** Start Extracted material **

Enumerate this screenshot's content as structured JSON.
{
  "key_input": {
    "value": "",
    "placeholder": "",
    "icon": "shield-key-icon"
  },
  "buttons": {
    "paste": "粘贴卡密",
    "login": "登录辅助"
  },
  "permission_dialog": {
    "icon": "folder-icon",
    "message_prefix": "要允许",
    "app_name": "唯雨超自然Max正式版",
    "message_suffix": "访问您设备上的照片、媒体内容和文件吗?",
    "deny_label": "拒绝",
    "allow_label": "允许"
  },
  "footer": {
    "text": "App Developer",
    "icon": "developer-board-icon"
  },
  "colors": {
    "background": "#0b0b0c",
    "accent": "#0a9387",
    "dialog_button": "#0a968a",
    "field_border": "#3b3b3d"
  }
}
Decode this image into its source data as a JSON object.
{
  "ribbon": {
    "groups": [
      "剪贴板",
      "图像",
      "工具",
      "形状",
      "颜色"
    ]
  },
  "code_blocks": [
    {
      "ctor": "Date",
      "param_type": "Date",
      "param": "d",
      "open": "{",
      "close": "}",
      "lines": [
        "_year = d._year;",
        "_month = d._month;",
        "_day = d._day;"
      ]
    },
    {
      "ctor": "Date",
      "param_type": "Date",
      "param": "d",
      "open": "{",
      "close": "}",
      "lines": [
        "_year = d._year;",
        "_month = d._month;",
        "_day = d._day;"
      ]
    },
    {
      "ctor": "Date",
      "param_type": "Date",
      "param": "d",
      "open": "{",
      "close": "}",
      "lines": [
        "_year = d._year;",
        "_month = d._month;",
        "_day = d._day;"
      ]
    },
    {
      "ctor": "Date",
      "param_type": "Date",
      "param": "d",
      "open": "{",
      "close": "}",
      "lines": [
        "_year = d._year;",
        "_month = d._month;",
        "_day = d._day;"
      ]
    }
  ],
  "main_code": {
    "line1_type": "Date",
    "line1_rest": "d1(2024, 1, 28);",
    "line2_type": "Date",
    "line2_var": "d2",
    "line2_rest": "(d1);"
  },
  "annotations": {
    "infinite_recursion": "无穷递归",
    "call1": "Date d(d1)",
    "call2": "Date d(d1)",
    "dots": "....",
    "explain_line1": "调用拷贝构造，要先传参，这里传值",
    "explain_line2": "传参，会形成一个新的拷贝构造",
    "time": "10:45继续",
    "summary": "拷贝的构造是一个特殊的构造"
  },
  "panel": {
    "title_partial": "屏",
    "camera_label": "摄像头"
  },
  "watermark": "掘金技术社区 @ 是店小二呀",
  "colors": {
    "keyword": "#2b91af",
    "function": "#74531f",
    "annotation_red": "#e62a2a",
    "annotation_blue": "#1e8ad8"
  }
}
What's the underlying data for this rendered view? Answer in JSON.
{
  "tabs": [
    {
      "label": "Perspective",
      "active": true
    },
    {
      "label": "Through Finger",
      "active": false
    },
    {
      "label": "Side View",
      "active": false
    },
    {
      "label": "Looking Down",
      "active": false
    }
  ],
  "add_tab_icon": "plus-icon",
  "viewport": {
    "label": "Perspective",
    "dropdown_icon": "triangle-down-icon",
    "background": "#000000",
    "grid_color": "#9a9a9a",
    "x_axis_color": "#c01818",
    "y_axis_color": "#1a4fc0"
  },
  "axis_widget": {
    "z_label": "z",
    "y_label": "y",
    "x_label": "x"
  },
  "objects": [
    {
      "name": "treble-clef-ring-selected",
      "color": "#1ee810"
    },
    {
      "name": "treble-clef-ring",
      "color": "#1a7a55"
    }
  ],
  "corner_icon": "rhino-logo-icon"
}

** End Extracted material **

Return every line from the one holding "What's the underlying" through the end of the data, exactly as it appears, with both ends kept and nothing else.

## Task solution
What's the underlying data for this rendered view? Answer in JSON.
{
  "tabs": [
    {
      "label": "Perspective",
      "active": true
    },
    {
      "label": "Through Finger",
      "active": false
    },
    {
      "label": "Side View",
      "active": false
    },
    {
      "label": "Looking Down",
      "active": false
    }
  ],
  "add_tab_icon": "plus-icon",
  "viewport": {
    "label": "Perspective",
    "dropdown_icon": "triangle-down-icon",
    "background": "#000000",
    "grid_color": "#9a9a9a",
    "x_axis_color": "#c01818",
    "y_axis_color": "#1a4fc0"
  },
  "axis_widget": {
    "z_label": "z",
    "y_label": "y",
    "x_label": "x"
  },
  "objects": [
    {
      "name": "treble-clef-ring-selected",
      "color": "#1ee810"
    },
    {
      "name": "treble-clef-ring",
      "color": "#1a7a55"
    }
  ],
  "corner_icon": "rhino-logo-icon"
}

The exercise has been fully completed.